**Directive**
Find every line in the records below that holds the word "telle", and copy each one.

**Source data**
◆ ◆ ◆ ◆ ◆

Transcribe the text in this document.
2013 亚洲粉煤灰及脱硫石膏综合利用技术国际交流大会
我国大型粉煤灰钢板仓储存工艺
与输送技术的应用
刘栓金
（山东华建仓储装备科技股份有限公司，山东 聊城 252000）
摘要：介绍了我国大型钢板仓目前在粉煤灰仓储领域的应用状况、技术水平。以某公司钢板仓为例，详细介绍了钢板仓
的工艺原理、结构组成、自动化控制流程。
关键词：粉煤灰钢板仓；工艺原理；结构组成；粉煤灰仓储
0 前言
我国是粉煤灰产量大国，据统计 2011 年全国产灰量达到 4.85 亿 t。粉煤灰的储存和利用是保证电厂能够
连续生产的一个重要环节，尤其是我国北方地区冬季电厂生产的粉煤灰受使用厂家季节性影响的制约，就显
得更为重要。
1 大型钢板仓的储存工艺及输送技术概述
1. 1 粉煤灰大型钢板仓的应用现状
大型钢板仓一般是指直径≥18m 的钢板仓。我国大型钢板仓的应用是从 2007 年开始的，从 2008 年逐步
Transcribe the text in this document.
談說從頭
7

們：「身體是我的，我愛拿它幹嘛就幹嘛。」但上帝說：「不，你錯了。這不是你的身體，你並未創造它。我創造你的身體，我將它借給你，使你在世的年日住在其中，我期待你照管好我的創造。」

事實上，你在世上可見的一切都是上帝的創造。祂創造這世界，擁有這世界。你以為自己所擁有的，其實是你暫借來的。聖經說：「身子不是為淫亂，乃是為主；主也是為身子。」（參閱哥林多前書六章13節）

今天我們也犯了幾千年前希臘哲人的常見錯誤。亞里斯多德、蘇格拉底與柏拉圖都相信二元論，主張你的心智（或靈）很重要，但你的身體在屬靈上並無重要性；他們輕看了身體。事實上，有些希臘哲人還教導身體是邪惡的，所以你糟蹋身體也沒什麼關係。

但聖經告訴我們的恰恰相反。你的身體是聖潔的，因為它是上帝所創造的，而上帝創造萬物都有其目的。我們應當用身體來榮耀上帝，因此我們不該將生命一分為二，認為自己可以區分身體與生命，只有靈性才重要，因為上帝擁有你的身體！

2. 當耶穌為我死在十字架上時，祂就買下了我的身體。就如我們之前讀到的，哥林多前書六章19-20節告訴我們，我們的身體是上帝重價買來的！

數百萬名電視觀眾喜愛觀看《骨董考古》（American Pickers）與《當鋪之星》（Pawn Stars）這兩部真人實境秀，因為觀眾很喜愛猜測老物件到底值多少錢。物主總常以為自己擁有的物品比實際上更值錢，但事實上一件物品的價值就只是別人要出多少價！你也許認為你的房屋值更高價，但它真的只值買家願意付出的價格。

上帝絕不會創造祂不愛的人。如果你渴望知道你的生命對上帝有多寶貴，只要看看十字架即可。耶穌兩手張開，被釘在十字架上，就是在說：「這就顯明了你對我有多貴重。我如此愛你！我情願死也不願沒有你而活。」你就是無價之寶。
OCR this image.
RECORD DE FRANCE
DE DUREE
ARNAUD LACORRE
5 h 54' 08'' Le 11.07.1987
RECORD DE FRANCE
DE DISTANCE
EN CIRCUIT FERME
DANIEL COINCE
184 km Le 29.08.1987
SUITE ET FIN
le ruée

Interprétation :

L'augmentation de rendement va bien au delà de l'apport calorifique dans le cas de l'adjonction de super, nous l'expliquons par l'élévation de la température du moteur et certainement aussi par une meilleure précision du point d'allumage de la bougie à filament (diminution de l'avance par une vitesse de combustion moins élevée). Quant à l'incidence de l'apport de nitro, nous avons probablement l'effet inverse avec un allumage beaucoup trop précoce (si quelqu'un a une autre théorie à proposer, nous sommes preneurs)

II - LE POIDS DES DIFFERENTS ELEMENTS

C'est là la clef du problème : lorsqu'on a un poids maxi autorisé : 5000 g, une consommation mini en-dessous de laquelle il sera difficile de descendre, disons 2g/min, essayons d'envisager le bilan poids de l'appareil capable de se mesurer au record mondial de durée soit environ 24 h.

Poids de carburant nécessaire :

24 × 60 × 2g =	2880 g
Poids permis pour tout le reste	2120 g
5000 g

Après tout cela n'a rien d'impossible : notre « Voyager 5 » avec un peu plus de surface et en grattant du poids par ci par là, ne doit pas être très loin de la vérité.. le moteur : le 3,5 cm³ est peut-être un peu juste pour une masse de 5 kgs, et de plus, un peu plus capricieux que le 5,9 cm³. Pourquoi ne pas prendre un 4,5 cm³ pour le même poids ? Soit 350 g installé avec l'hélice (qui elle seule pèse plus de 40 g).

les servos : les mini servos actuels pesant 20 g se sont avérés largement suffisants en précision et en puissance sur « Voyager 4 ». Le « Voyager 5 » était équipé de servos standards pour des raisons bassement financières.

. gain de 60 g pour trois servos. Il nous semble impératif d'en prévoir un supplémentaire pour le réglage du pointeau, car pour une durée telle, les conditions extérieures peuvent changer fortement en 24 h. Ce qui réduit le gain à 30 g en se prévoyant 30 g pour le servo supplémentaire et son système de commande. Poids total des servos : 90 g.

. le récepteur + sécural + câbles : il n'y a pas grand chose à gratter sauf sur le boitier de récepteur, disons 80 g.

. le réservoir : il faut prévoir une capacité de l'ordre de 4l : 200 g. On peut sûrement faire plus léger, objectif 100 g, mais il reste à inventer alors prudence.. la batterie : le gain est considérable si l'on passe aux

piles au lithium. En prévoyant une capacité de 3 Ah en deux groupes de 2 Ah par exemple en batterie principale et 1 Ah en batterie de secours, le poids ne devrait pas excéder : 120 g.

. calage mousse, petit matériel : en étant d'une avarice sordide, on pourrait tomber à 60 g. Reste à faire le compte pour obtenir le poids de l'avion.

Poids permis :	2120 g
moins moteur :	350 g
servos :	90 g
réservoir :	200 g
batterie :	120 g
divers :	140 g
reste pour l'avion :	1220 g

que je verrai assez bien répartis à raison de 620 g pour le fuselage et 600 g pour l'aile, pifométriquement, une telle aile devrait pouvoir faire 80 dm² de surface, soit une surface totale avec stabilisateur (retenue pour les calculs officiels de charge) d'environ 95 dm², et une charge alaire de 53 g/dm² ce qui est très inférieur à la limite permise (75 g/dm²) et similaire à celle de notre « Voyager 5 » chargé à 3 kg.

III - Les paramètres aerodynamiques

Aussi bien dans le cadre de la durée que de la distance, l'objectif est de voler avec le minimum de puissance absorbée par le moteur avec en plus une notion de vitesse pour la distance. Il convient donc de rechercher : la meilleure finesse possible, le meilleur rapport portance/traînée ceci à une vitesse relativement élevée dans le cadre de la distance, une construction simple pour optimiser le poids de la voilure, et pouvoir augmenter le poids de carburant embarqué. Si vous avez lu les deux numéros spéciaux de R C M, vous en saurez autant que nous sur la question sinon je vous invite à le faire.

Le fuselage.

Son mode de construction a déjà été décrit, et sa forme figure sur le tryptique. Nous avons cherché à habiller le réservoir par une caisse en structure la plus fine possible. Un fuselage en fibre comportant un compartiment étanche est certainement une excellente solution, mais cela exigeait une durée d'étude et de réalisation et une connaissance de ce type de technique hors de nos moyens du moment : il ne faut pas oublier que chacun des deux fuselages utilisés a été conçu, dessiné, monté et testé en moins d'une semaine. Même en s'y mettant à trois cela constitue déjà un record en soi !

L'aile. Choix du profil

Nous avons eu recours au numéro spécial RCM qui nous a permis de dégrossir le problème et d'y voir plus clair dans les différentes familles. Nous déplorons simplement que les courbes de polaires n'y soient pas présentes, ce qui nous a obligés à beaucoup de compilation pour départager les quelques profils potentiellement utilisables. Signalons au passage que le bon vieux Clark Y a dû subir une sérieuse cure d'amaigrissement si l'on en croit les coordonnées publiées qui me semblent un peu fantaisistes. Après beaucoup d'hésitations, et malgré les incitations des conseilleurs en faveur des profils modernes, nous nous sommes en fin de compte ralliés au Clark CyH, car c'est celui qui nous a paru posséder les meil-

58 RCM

◆ ◆ ◆ ◆ ◆

**Answer for the task**
. gain de 60 g pour trois servos. Il nous semble impératif d'en prévoir un supplémentaire pour le réglage du pointeau, car pour une durée telle, les conditions extérieures peuvent changer fortement en 24 h. Ce qui réduit le gain à 30 g en se prévoyant 30 g pour le servo supplémentaire et son système de commande. Poids total des servos : 90 g.
que je verrai assez bien répartis à raison de 620 g pour le fuselage et 600 g pour l'aile, pifométriquement, une telle aile devrait pouvoir faire 80 dm² de surface, soit une surface totale avec stabilisateur (retenue pour les calculs officiels de charge) d'environ 95 dm², et une charge alaire de 53 g/dm² ce qui est très inférieur à la limite permise (75 g/dm²) et similaire à celle de notre « Voyager 5 » chargé à 3 kg.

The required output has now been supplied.